§ EXERCISE INSTRUCTIONS: Each line that follows is to be retyped exactly.

§ INPUT RECORDS:
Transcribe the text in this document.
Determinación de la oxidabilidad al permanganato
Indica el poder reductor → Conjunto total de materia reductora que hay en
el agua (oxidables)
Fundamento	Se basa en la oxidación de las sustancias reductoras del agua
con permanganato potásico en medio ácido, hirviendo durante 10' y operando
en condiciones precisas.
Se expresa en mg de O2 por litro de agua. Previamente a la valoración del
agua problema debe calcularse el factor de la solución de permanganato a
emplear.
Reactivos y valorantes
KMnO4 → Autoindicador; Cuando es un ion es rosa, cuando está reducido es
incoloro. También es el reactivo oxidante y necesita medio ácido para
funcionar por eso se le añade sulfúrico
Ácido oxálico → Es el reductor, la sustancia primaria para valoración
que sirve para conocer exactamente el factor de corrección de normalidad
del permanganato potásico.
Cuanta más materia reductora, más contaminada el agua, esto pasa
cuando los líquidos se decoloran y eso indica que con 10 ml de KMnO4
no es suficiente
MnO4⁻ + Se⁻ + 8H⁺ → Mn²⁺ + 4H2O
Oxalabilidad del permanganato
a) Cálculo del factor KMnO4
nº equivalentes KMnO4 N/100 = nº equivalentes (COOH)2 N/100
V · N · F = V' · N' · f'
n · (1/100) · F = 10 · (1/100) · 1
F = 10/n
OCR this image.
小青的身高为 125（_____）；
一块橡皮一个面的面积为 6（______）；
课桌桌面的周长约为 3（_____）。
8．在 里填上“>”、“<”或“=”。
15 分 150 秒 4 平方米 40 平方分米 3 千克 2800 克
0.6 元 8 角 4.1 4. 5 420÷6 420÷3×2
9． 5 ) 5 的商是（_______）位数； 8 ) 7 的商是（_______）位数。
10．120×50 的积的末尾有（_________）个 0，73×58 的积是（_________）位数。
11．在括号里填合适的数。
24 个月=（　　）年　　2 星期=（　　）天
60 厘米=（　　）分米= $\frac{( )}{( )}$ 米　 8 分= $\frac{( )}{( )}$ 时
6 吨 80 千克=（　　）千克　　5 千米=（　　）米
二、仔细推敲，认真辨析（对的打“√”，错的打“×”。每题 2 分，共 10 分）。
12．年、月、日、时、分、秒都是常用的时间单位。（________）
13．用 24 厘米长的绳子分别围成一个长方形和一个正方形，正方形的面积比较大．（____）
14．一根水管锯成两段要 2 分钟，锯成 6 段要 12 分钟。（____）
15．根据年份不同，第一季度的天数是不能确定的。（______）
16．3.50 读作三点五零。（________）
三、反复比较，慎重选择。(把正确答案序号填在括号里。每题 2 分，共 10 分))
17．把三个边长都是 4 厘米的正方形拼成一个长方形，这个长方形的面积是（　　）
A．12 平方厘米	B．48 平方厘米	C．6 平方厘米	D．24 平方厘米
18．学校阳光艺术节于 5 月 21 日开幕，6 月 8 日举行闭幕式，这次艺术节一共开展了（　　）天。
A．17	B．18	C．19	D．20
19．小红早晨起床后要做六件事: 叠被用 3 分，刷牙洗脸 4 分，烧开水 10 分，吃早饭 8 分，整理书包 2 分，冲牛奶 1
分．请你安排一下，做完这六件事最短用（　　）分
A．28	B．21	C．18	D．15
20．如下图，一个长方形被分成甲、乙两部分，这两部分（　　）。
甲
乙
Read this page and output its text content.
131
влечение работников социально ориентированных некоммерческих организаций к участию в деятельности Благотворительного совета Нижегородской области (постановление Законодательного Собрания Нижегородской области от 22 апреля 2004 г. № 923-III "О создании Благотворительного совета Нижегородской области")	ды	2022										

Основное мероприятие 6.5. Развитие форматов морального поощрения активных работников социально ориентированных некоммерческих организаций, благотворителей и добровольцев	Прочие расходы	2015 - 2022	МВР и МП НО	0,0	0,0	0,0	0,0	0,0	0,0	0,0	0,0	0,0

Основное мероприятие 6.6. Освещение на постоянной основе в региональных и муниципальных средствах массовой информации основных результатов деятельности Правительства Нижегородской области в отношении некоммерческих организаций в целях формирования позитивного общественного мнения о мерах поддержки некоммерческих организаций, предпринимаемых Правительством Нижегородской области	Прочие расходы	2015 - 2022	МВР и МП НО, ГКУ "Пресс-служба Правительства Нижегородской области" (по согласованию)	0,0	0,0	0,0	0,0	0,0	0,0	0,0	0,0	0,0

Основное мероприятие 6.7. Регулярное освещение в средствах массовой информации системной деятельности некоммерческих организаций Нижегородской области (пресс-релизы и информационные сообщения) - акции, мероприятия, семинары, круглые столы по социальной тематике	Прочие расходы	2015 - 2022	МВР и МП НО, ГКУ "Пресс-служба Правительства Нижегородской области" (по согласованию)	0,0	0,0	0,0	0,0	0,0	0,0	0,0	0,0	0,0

§ FINISHED ANSWER:
Transcribe the text in this document.
Determinación de la oxidabilidad al permanganato
Indica el poder reductor → Conjunto total de materia reductora que hay en
el agua (oxidables)
Fundamento	Se basa en la oxidación de las sustancias reductoras del agua
con permanganato potásico en medio ácido, hirviendo durante 10' y operando
en condiciones precisas.
Se expresa en mg de O2 por litro de agua. Previamente a la valoración del
agua problema debe calcularse el factor de la solución de permanganato a
emplear.
Reactivos y valorantes
KMnO4 → Autoindicador; Cuando es un ion es rosa, cuando está reducido es
incoloro. También es el reactivo oxidante y necesita medio ácido para
funcionar por eso se le añade sulfúrico
Ácido oxálico → Es el reductor, la sustancia primaria para valoración
que sirve para conocer exactamente el factor de corrección de normalidad
del permanganato potásico.
Cuanta más materia reductora, más contaminada el agua, esto pasa
cuando los líquidos se decoloran y eso indica que con 10 ml de KMnO4
no es suficiente
MnO4⁻ + Se⁻ + 8H⁺ → Mn²⁺ + 4H2O
Oxalabilidad del permanganato
a) Cálculo del factor KMnO4
nº equivalentes KMnO4 N/100 = nº equivalentes (COOH)2 N/100
V · N · F = V' · N' · f'
n · (1/100) · F = 10 · (1/100) · 1
F = 10/n
OCR this image.
小青的身高为 125（_____）；
一块橡皮一个面的面积为 6（______）；
课桌桌面的周长约为 3（_____）。
8．在 里填上“>”、“<”或“=”。
15 分 150 秒 4 平方米 40 平方分米 3 千克 2800 克
0.6 元 8 角 4.1 4. 5 420÷6 420÷3×2
9． 5 ) 5 的商是（_______）位数； 8 ) 7 的商是（_______）位数。
10．120×50 的积的末尾有（_________）个 0，73×58 的积是（_________）位数。
11．在括号里填合适的数。
24 个月=（　　）年　　2 星期=（　　）天
60 厘米=（　　）分米= $\frac{( )}{( )}$ 米　 8 分= $\frac{( )}{( )}$ 时
6 吨 80 千克=（　　）千克　　5 千米=（　　）米
二、仔细推敲，认真辨析（对的打“√”，错的打“×”。每题 2 分，共 10 分）。
12．年、月、日、时、分、秒都是常用的时间单位。（________）
13．用 24 厘米长的绳子分别围成一个长方形和一个正方形，正方形的面积比较大．（____）
14．一根水管锯成两段要 2 分钟，锯成 6 段要 12 分钟。（____）
15．根据年份不同，第一季度的天数是不能确定的。（______）
16．3.50 读作三点五零。（________）
三、反复比较，慎重选择。(把正确答案序号填在括号里。每题 2 分，共 10 分))
17．把三个边长都是 4 厘米的正方形拼成一个长方形，这个长方形的面积是（　　）
A．12 平方厘米	B．48 平方厘米	C．6 平方厘米	D．24 平方厘米
18．学校阳光艺术节于 5 月 21 日开幕，6 月 8 日举行闭幕式，这次艺术节一共开展了（　　）天。
A．17	B．18	C．19	D．20
19．小红早晨起床后要做六件事: 叠被用 3 分，刷牙洗脸 4 分，烧开水 10 分，吃早饭 8 分，整理书包 2 分，冲牛奶 1
分．请你安排一下，做完这六件事最短用（　　）分
A．28	B．21	C．18	D．15
20．如下图，一个长方形被分成甲、乙两部分，这两部分（　　）。
甲
乙
Read this page and output its text content.
131
влечение работников социально ориентированных некоммерческих организаций к участию в деятельности Благотворительного совета Нижегородской области (постановление Законодательного Собрания Нижегородской области от 22 апреля 2004 г. № 923-III "О создании Благотворительного совета Нижегородской области")	ды	2022										

Основное мероприятие 6.5. Развитие форматов морального поощрения активных работников социально ориентированных некоммерческих организаций, благотворителей и добровольцев	Прочие расходы	2015 - 2022	МВР и МП НО	0,0	0,0	0,0	0,0	0,0	0,0	0,0	0,0	0,0

Основное мероприятие 6.6. Освещение на постоянной основе в региональных и муниципальных средствах массовой информации основных результатов деятельности Правительства Нижегородской области в отношении некоммерческих организаций в целях формирования позитивного общественного мнения о мерах поддержки некоммерческих организаций, предпринимаемых Правительством Нижегородской области	Прочие расходы	2015 - 2022	МВР и МП НО, ГКУ "Пресс-служба Правительства Нижегородской области" (по согласованию)	0,0	0,0	0,0	0,0	0,0	0,0	0,0	0,0	0,0

Основное мероприятие 6.7. Регулярное освещение в средствах массовой информации системной деятельности некоммерческих организаций Нижегородской области (пресс-релизы и информационные сообщения) - акции, мероприятия, семинары, круглые столы по социальной тематике	Прочие расходы	2015 - 2022	МВР и МП НО, ГКУ "Пресс-служба Правительства Нижегородской области" (по согласованию)	0,0	0,0	0,0	0,0	0,0	0,0	0,0	0,0	0,0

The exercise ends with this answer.